• Task requirements
Pull each line with the string "LucNrev" from the entries.

--- Stored data ---

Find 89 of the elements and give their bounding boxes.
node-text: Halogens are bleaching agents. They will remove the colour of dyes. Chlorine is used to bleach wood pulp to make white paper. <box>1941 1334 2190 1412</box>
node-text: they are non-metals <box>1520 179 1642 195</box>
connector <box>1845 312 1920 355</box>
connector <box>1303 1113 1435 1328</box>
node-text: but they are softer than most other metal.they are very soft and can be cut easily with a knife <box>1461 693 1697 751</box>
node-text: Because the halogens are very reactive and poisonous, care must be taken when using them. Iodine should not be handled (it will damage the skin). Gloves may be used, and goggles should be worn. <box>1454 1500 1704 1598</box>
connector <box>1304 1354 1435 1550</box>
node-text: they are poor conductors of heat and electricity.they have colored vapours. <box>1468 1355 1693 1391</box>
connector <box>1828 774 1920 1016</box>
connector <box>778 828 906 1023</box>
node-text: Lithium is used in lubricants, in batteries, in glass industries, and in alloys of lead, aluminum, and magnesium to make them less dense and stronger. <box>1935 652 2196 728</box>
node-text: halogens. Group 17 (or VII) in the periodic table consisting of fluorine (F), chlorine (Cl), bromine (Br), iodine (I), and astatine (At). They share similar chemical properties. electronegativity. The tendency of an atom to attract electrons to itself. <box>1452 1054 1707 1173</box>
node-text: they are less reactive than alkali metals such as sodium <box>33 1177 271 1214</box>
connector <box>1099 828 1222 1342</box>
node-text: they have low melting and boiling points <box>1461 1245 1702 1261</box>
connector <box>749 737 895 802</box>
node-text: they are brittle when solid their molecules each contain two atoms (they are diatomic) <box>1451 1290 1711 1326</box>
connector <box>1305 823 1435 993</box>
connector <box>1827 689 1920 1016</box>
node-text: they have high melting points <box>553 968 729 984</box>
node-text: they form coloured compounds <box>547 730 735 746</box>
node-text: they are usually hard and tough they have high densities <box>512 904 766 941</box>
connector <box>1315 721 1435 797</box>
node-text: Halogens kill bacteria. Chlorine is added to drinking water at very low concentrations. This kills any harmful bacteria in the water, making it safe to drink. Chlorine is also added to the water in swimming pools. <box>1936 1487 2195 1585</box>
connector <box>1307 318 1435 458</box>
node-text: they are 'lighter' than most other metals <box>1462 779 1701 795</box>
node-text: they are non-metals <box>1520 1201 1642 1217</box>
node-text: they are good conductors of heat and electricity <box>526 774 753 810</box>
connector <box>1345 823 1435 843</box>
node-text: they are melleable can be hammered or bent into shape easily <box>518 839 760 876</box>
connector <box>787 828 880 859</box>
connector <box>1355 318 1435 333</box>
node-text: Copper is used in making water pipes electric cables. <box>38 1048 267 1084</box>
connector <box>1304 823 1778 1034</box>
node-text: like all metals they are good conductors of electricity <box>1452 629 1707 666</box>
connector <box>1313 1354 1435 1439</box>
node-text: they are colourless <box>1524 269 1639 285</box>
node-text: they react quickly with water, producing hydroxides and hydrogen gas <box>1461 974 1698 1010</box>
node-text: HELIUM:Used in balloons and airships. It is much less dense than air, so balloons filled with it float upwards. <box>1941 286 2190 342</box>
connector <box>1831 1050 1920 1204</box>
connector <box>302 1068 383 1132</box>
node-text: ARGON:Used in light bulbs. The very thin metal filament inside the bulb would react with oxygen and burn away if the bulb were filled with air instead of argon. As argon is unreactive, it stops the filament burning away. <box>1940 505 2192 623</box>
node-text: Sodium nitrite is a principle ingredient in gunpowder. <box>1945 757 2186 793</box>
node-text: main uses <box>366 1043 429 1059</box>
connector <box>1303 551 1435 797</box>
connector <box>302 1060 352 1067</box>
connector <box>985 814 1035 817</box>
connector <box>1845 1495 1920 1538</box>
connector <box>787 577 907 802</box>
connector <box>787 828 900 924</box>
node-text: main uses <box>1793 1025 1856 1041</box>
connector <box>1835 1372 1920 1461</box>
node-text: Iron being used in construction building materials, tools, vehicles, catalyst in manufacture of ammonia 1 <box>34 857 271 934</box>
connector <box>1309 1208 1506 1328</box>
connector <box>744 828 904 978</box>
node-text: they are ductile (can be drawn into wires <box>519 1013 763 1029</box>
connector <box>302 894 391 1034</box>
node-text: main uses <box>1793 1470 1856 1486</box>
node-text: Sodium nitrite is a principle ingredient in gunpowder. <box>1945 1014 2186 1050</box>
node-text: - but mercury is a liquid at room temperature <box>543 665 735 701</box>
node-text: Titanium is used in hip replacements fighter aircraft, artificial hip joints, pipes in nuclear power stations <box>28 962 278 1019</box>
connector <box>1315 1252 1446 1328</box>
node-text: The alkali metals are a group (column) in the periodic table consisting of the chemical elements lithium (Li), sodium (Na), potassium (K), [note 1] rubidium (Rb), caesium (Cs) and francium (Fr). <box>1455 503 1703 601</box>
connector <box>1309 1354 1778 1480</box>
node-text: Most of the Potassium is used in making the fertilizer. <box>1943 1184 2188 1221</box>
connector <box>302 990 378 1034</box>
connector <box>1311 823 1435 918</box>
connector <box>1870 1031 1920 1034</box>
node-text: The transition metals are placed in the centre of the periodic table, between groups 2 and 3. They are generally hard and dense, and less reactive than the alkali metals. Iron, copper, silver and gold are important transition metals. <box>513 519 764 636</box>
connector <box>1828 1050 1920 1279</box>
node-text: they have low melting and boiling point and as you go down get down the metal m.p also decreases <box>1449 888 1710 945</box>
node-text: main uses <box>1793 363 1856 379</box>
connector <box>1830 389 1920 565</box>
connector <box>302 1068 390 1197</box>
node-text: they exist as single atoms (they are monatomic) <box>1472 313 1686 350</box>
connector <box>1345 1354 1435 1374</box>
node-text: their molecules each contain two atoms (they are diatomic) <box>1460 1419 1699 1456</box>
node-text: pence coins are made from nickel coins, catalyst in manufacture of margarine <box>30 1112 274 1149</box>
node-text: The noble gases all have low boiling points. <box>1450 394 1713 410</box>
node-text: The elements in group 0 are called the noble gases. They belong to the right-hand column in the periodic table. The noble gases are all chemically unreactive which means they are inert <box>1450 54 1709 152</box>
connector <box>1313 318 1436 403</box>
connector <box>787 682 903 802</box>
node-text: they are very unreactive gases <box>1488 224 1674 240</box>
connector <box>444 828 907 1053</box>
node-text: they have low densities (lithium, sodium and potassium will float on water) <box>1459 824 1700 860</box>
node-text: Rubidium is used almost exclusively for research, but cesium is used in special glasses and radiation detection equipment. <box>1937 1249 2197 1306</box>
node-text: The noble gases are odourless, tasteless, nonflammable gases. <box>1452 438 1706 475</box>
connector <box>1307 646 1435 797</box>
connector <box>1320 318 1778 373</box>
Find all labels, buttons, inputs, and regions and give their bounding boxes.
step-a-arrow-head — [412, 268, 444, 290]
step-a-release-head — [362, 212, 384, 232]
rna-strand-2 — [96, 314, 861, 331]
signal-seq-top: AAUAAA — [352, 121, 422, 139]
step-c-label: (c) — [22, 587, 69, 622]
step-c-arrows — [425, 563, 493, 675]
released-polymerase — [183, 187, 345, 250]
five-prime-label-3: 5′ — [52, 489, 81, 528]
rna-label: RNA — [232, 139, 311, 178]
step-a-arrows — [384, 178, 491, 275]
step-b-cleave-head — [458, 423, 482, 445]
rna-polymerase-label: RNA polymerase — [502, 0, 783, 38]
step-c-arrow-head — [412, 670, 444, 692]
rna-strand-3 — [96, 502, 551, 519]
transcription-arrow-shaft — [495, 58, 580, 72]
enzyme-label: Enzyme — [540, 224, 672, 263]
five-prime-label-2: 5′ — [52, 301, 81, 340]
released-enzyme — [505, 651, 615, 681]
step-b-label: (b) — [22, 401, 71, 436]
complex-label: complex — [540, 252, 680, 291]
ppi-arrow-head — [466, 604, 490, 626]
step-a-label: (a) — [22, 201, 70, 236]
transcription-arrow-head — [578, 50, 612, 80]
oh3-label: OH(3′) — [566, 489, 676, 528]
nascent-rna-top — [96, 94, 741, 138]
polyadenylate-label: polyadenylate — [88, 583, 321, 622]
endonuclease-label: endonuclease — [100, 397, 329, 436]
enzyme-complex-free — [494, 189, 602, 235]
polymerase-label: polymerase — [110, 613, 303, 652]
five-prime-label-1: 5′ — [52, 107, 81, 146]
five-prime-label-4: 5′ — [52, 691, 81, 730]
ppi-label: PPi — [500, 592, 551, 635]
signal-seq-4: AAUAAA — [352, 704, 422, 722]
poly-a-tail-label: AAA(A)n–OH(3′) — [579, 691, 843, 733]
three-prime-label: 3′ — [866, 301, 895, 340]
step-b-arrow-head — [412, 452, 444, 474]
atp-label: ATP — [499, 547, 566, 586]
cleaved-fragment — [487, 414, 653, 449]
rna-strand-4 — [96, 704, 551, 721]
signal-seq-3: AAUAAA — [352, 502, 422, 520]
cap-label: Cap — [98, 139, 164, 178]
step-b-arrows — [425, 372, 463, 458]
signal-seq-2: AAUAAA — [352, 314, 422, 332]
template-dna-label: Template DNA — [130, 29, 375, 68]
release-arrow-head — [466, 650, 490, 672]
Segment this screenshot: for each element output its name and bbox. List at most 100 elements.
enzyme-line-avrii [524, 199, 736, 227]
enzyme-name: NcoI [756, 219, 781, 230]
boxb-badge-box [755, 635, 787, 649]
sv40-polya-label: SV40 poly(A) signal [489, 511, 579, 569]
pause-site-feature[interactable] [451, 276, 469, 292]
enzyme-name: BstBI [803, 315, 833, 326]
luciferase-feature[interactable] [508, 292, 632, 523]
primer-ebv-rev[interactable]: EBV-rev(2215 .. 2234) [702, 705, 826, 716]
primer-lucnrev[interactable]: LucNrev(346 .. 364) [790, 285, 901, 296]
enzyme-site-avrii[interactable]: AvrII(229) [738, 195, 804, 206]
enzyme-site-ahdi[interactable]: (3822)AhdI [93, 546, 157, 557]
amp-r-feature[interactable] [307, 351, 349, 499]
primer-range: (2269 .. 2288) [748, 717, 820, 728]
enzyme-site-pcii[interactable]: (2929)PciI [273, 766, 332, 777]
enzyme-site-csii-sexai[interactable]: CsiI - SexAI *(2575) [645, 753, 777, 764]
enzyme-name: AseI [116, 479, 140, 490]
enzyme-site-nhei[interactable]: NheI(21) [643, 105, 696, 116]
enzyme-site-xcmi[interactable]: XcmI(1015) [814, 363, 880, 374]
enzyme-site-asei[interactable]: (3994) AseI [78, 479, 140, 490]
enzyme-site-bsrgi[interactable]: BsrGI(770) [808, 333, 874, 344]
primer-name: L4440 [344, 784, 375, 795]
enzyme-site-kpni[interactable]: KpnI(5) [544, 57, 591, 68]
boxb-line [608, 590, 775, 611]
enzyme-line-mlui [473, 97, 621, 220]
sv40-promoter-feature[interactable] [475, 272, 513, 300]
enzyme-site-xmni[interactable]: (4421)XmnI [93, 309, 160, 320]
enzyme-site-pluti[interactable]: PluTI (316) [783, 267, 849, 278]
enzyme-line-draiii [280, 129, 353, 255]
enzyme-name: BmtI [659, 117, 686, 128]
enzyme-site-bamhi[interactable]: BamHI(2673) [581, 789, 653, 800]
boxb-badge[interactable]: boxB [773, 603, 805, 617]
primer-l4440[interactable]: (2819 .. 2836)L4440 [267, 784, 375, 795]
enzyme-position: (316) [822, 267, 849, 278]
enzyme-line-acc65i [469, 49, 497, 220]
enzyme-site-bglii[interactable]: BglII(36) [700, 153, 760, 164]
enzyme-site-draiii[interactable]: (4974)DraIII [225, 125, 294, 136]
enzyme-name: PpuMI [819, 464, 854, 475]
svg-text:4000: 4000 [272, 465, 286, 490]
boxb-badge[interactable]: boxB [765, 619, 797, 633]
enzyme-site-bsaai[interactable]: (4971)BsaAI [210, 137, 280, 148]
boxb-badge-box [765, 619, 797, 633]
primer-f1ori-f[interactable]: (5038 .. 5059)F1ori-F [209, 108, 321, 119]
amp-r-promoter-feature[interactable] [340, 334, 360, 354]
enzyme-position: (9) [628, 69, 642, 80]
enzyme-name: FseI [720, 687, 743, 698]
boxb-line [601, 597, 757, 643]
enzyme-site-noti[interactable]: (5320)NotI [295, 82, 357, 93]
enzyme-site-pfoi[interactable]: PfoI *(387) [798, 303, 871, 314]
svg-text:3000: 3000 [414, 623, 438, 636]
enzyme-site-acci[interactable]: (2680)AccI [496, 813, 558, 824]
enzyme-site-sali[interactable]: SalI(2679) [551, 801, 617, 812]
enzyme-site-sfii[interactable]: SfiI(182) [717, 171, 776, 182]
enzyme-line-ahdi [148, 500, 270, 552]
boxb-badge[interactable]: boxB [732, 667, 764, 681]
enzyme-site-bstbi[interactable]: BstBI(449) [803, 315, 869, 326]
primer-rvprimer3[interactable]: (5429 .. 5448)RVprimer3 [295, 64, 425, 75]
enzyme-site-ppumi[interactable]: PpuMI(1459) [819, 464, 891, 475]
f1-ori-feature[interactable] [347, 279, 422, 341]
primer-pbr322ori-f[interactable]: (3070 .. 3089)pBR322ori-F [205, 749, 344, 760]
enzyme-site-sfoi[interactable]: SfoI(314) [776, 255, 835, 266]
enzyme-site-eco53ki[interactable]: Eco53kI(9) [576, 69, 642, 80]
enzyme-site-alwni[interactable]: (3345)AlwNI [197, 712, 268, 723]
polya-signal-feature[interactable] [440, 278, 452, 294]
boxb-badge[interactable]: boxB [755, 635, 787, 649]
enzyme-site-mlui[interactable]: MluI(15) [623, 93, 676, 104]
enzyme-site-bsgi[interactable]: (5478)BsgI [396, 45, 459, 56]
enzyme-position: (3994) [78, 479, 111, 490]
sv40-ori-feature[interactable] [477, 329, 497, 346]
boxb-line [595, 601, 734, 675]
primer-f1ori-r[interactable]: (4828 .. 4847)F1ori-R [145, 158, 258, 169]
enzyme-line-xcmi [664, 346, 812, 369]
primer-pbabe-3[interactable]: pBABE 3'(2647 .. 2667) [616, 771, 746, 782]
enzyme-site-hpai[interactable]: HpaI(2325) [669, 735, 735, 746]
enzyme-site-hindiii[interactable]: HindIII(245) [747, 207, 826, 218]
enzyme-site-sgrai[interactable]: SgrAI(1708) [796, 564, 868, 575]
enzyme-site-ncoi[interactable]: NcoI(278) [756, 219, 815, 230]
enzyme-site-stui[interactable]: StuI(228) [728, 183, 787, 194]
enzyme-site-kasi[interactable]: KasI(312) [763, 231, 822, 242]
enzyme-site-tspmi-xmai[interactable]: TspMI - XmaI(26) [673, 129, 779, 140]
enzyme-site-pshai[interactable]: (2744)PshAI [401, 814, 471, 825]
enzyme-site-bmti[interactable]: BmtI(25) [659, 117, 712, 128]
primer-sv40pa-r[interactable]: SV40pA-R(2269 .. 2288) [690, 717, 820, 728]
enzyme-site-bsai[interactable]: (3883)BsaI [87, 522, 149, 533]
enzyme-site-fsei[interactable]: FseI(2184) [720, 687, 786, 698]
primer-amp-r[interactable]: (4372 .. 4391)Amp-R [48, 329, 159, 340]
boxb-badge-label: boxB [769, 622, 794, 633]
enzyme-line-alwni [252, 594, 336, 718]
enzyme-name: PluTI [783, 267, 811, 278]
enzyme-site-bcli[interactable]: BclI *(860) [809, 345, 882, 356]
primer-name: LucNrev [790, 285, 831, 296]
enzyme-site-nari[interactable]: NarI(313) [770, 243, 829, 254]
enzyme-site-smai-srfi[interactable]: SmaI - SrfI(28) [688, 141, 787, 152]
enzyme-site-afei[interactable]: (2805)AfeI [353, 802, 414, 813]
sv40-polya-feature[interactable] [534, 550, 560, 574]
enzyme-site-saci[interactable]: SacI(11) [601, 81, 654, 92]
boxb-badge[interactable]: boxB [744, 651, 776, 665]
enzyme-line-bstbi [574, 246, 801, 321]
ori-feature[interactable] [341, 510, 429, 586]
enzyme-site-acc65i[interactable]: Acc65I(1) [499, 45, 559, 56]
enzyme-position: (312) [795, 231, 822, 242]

---

• Task solution
primer-lucnrev[interactable]: LucNrev(346 .. 364) [790, 285, 901, 296]
primer-name: LucNrev [790, 285, 831, 296]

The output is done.